# Start of Material for this exercise

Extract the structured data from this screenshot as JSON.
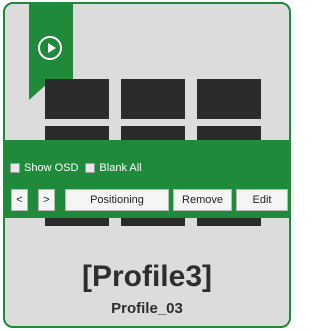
{
  "colors": {
    "accent": "#1e8a3a",
    "card_bg": "#dcdcdc",
    "tile": "#2b2b2b"
  },
  "controls": {
    "show_osd_label": "Show OSD",
    "blank_all_label": "Blank All",
    "prev_label": "<",
    "next_label": ">",
    "positioning_label": "Positioning",
    "remove_label": "Remove",
    "edit_label": "Edit"
  },
  "profile": {
    "title": "[Profile3]",
    "name": "Profile_03"
  },
  "icons": {
    "play": "play-circle-icon"
  }
}
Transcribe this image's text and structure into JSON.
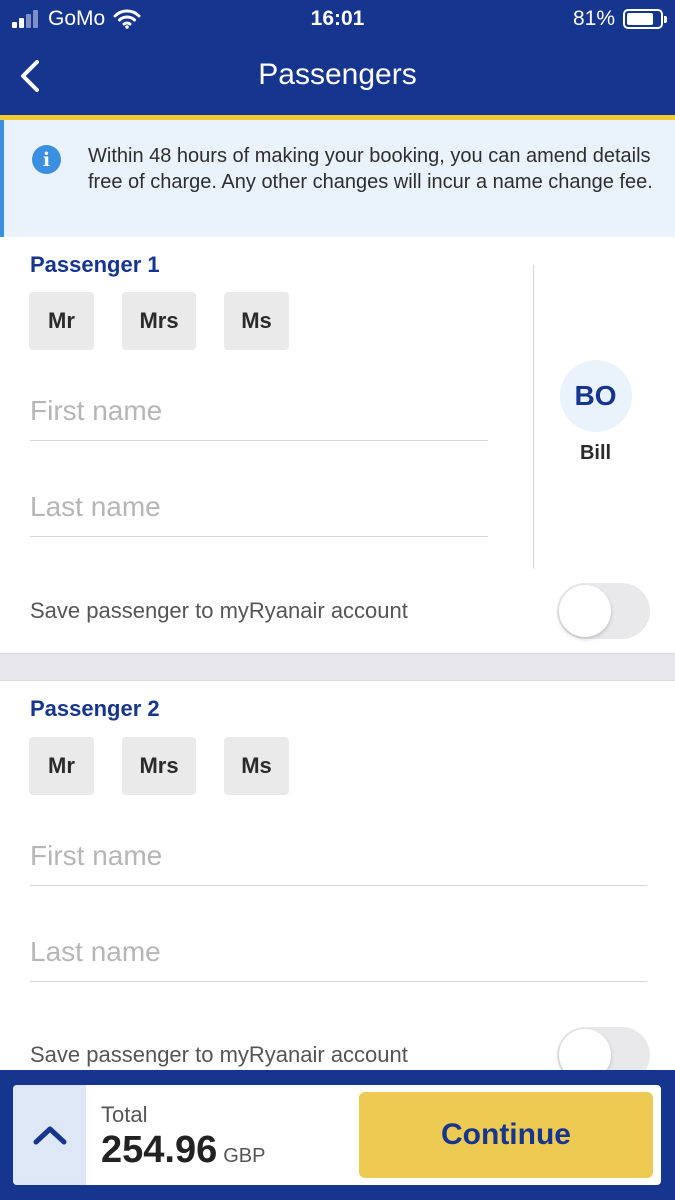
{
  "status_bar": {
    "carrier": "GoMo",
    "time": "16:01",
    "battery": "81%",
    "battery_level": 0.81
  },
  "header": {
    "title": "Passengers",
    "back_icon": "chevron-left-icon"
  },
  "info_banner": {
    "icon": "info-icon",
    "text": "Within 48 hours of making your booking, you can amend details free of charge. Any other changes will incur a name change fee."
  },
  "passengers": [
    {
      "heading": "Passenger 1",
      "titles": [
        "Mr",
        "Mrs",
        "Ms"
      ],
      "first_name_placeholder": "First name",
      "last_name_placeholder": "Last name",
      "first_name_value": "",
      "last_name_value": "",
      "save_label": "Save passenger to myRyanair account",
      "save_enabled": false,
      "saved_passenger": {
        "initials": "BO",
        "name": "Bill"
      }
    },
    {
      "heading": "Passenger 2",
      "titles": [
        "Mr",
        "Mrs",
        "Ms"
      ],
      "first_name_placeholder": "First name",
      "last_name_placeholder": "Last name",
      "first_name_value": "",
      "last_name_value": "",
      "save_label": "Save passenger to myRyanair account",
      "save_enabled": false
    }
  ],
  "footer": {
    "expand_icon": "chevron-up-icon",
    "total_label": "Total",
    "total_amount": "254.96",
    "currency": "GBP",
    "continue_label": "Continue"
  },
  "colors": {
    "brand_blue": "#16358f",
    "accent_yellow": "#f1c933",
    "button_yellow": "#edcb52",
    "info_blue": "#3b8fe0",
    "info_bg": "#eaf2fb"
  }
}
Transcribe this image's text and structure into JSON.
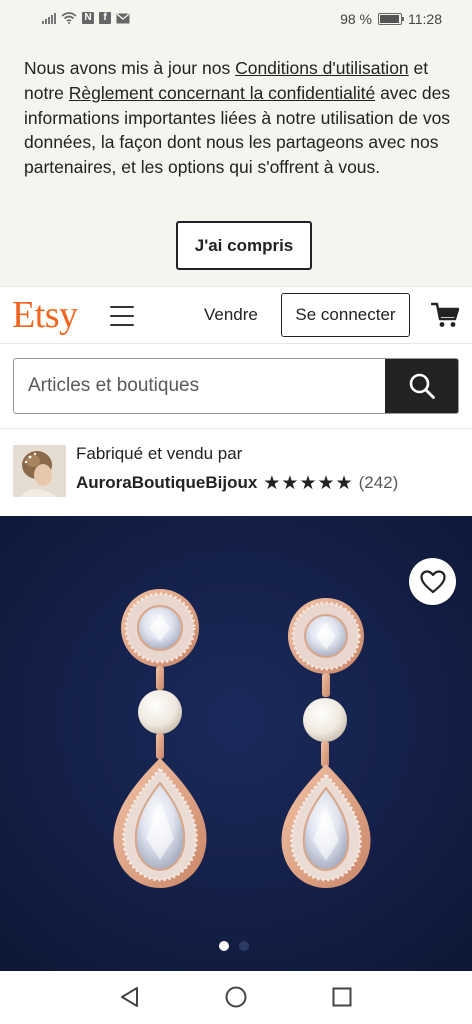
{
  "status_bar": {
    "battery": "98 %",
    "time": "11:28",
    "icons": [
      "signal-icon",
      "wifi-icon",
      "nfc-icon",
      "facebook-icon",
      "mail-icon",
      "battery-icon"
    ]
  },
  "notice": {
    "text_1": "Nous avons mis à jour nos ",
    "link_terms": "Conditions d'utilisation",
    "text_2": " et notre ",
    "link_privacy": "Règlement concernant la confidentialité",
    "text_3": " avec des informations importantes liées à notre utilisation de vos données, la façon dont nous les partageons avec nos partenaires, et les options qui s'offrent à vous.",
    "button": "J'ai compris"
  },
  "header": {
    "logo": "Etsy",
    "sell": "Vendre",
    "sign_in": "Se connecter",
    "brand_color": "#f1641e"
  },
  "search": {
    "placeholder": "Articles et boutiques"
  },
  "shop": {
    "made_by": "Fabriqué et vendu par",
    "name": "AuroraBoutiqueBijoux",
    "rating": 5,
    "reviews": "(242)"
  },
  "product": {
    "image_index": 1,
    "image_count": 2,
    "favorited": false
  },
  "nav": {
    "icons": [
      "back-icon",
      "home-icon",
      "recents-icon"
    ]
  }
}
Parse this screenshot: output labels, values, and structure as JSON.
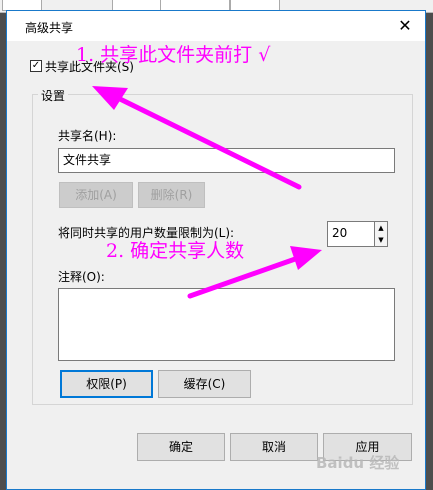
{
  "dialog": {
    "title": "高级共享",
    "close_glyph": "✕",
    "share_checkbox_label": "共享此文件夹(S)",
    "share_checkbox_checked": true,
    "group_label": "设置",
    "share_name_label": "共享名(H):",
    "share_name_value": "文件共享",
    "add_button": "添加(A)",
    "delete_button": "删除(R)",
    "user_limit_label": "将同时共享的用户数量限制为(L):",
    "user_limit_value": "20",
    "comments_label": "注释(O):",
    "comments_value": "",
    "permissions_button": "权限(P)",
    "caching_button": "缓存(C)",
    "ok_button": "确定",
    "cancel_button": "取消",
    "apply_button": "应用"
  },
  "annotations": {
    "note_1": "1. 共享此文件夹前打 √",
    "note_2": "2. 确定共享人数",
    "color": "#ff00ff"
  },
  "watermark": "Baidu 经验"
}
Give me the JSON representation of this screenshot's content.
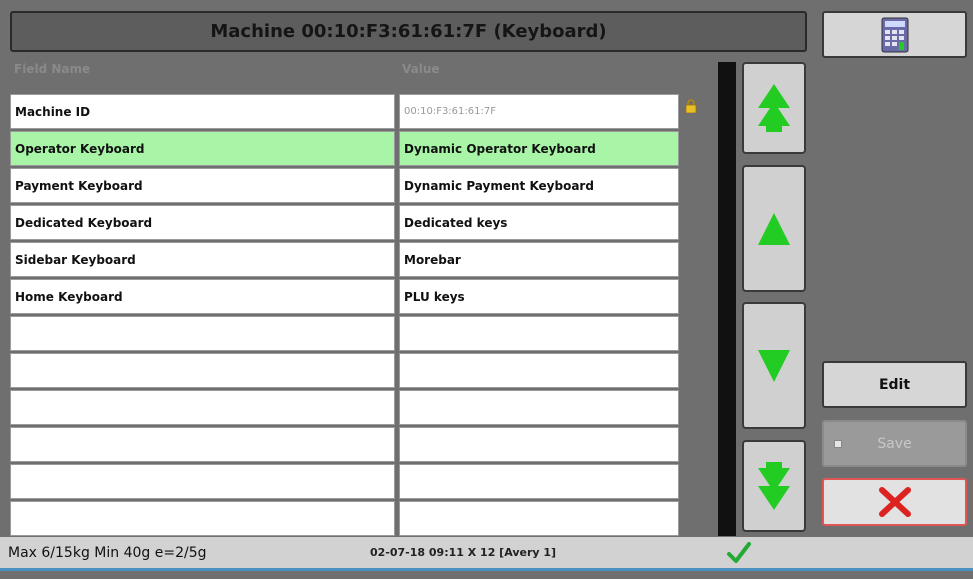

# End of Material for this exercise

▸ Task prompt: Pictures don't belong in the copy. Transcribe every record exactly as it appears.

▸ The response:
Extract the structured data from this screenshot as JSON.
{
  "colors": {
    "accent": "#1e8a3a",
    "card_bg": "#dcdcdc",
    "tile": "#2b2b2b"
  },
  "controls": {
    "show_osd_label": "Show OSD",
    "blank_all_label": "Blank All",
    "prev_label": "<",
    "next_label": ">",
    "positioning_label": "Positioning",
    "remove_label": "Remove",
    "edit_label": "Edit"
  },
  "profile": {
    "title": "[Profile3]",
    "name": "Profile_03"
  },
  "icons": {
    "play": "play-circle-icon"
  }
}
Transcribe this image's text and structure into JSON.
{
  "status_bar": {
    "carrier": "GoMo",
    "time": "16:01",
    "battery": "81%",
    "battery_level": 0.81
  },
  "header": {
    "title": "Passengers",
    "back_icon": "chevron-left-icon"
  },
  "info_banner": {
    "icon": "info-icon",
    "text": "Within 48 hours of making your booking, you can amend details free of charge. Any other changes will incur a name change fee."
  },
  "passengers": [
    {
      "heading": "Passenger 1",
      "titles": [
        "Mr",
        "Mrs",
        "Ms"
      ],
      "first_name_placeholder": "First name",
      "last_name_placeholder": "Last name",
      "first_name_value": "",
      "last_name_value": "",
      "save_label": "Save passenger to myRyanair account",
      "save_enabled": false,
      "saved_passenger": {
        "initials": "BO",
        "name": "Bill"
      }
    },
    {
      "heading": "Passenger 2",
      "titles": [
        "Mr",
        "Mrs",
        "Ms"
      ],
      "first_name_placeholder": "First name",
      "last_name_placeholder": "Last name",
      "first_name_value": "",
      "last_name_value": "",
      "save_label": "Save passenger to myRyanair account",
      "save_enabled": false
    }
  ],
  "footer": {
    "expand_icon": "chevron-up-icon",
    "total_label": "Total",
    "total_amount": "254.96",
    "currency": "GBP",
    "continue_label": "Continue"
  },
  "colors": {
    "brand_blue": "#16358f",
    "accent_yellow": "#f1c933",
    "button_yellow": "#edcb52",
    "info_blue": "#3b8fe0",
    "info_bg": "#eaf2fb"
  }
}
Transcribe this image's text and structure into JSON.
{
  "status_bar": {
    "battery": "98 %",
    "time": "11:28",
    "icons": [
      "signal-icon",
      "wifi-icon",
      "nfc-icon",
      "facebook-icon",
      "mail-icon",
      "battery-icon"
    ]
  },
  "notice": {
    "text_1": "Nous avons mis à jour nos ",
    "link_terms": "Conditions d'utilisation",
    "text_2": " et notre ",
    "link_privacy": "Règlement concernant la confidentialité",
    "text_3": " avec des informations importantes liées à notre utilisation de vos données, la façon dont nous les partageons avec nos partenaires, et les options qui s'offrent à vous.",
    "button": "J'ai compris"
  },
  "header": {
    "logo": "Etsy",
    "sell": "Vendre",
    "sign_in": "Se connecter",
    "brand_color": "#f1641e"
  },
  "search": {
    "placeholder": "Articles et boutiques"
  },
  "shop": {
    "made_by": "Fabriqué et vendu par",
    "name": "AuroraBoutiqueBijoux",
    "rating": 5,
    "reviews": "(242)"
  },
  "product": {
    "image_index": 1,
    "image_count": 2,
    "favorited": false
  },
  "nav": {
    "icons": [
      "back-icon",
      "home-icon",
      "recents-icon"
    ]
  }
}
Parse this screenshot: output labels, values, and structure as JSON.
{
  "dialog": {
    "title": "高级共享",
    "close_glyph": "✕",
    "share_checkbox_label": "共享此文件夹(S)",
    "share_checkbox_checked": true,
    "group_label": "设置",
    "share_name_label": "共享名(H):",
    "share_name_value": "文件共享",
    "add_button": "添加(A)",
    "delete_button": "删除(R)",
    "user_limit_label": "将同时共享的用户数量限制为(L):",
    "user_limit_value": "20",
    "comments_label": "注释(O):",
    "comments_value": "",
    "permissions_button": "权限(P)",
    "caching_button": "缓存(C)",
    "ok_button": "确定",
    "cancel_button": "取消",
    "apply_button": "应用"
  },
  "annotations": {
    "note_1": "1. 共享此文件夹前打 √",
    "note_2": "2. 确定共享人数",
    "color": "#ff00ff"
  },
  "watermark": "Baidu 经验"
}
Give me the JSON representation of this screenshot's content.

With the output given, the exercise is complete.